Figure content listings:
□ □ □ □ □
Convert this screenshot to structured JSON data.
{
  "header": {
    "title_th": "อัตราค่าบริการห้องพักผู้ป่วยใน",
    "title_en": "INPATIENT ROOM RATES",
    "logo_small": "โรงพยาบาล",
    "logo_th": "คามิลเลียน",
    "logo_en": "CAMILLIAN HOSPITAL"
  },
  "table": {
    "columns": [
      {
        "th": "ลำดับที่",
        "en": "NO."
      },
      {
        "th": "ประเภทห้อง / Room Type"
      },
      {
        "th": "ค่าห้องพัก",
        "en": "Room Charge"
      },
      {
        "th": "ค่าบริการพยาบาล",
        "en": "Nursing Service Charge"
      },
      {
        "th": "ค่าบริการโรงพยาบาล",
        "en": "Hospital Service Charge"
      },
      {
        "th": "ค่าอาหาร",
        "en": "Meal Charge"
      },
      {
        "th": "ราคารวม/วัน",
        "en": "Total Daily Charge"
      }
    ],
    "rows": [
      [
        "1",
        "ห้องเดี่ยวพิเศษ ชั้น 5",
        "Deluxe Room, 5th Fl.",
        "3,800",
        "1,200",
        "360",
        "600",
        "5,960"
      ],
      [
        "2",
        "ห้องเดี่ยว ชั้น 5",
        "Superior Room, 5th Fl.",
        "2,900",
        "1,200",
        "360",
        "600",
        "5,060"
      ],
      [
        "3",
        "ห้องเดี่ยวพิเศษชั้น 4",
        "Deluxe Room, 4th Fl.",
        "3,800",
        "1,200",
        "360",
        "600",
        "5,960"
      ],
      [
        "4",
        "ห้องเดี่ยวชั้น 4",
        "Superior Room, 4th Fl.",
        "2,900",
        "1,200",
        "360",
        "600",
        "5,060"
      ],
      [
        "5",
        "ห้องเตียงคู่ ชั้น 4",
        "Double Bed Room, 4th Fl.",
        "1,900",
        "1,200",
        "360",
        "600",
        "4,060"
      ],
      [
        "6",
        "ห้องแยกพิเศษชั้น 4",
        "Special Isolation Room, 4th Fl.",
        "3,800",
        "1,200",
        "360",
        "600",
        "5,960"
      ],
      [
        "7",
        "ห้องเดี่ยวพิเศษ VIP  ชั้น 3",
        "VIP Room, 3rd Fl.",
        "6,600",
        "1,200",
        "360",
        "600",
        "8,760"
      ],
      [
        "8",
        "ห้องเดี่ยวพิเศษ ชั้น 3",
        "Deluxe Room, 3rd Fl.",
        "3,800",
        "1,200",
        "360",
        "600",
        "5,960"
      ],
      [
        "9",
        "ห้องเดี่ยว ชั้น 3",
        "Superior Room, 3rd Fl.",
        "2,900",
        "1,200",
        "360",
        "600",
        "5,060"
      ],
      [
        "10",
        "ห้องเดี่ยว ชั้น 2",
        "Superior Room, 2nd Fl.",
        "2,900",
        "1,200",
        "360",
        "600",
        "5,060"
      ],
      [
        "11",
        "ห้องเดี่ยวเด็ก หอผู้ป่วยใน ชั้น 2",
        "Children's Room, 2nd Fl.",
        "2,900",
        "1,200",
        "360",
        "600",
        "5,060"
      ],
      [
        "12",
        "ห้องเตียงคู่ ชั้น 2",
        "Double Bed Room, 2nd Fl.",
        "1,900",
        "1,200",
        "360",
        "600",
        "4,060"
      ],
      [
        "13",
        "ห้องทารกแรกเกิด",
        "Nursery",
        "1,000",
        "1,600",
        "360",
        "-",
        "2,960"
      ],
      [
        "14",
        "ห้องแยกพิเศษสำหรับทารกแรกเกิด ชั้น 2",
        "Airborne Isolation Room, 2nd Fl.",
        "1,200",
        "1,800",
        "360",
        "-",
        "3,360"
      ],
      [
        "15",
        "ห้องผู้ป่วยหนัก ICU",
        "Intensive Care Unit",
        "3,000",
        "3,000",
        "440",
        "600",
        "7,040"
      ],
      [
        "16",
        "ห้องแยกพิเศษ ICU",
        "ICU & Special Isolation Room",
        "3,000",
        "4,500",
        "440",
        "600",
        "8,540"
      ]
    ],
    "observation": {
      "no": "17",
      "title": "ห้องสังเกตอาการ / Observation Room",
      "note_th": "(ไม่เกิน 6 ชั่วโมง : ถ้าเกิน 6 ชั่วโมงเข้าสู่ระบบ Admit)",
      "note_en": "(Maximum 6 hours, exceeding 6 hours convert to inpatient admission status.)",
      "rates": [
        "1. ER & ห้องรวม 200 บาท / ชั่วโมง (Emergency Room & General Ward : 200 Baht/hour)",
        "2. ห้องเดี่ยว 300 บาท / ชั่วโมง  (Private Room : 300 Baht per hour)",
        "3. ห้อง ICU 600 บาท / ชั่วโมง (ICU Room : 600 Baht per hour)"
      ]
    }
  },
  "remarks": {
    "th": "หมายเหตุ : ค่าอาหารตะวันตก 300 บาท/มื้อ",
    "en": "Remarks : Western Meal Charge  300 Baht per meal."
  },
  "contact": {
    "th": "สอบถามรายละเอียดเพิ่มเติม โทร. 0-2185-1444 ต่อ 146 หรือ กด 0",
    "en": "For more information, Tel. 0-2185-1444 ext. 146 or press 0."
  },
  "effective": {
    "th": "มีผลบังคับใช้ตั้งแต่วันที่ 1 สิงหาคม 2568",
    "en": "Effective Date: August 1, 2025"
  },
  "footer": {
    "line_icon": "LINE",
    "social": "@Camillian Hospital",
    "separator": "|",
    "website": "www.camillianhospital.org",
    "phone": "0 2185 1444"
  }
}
□ □ □ □ □
== Given exercise ==
Filter the records above for lines containing the word "Baht", and copy those lines.

== Answer for the task ==
        "1. ER & ห้องรวม 200 บาท / ชั่วโมง (Emergency Room & General Ward : 200 Baht/hour)",
        "2. ห้องเดี่ยว 300 บาท / ชั่วโมง  (Private Room : 300 Baht per hour)",
        "3. ห้อง ICU 600 บาท / ชั่วโมง (ICU Room : 600 Baht per hour)"
    "en": "Remarks : Western Meal Charge  300 Baht per meal."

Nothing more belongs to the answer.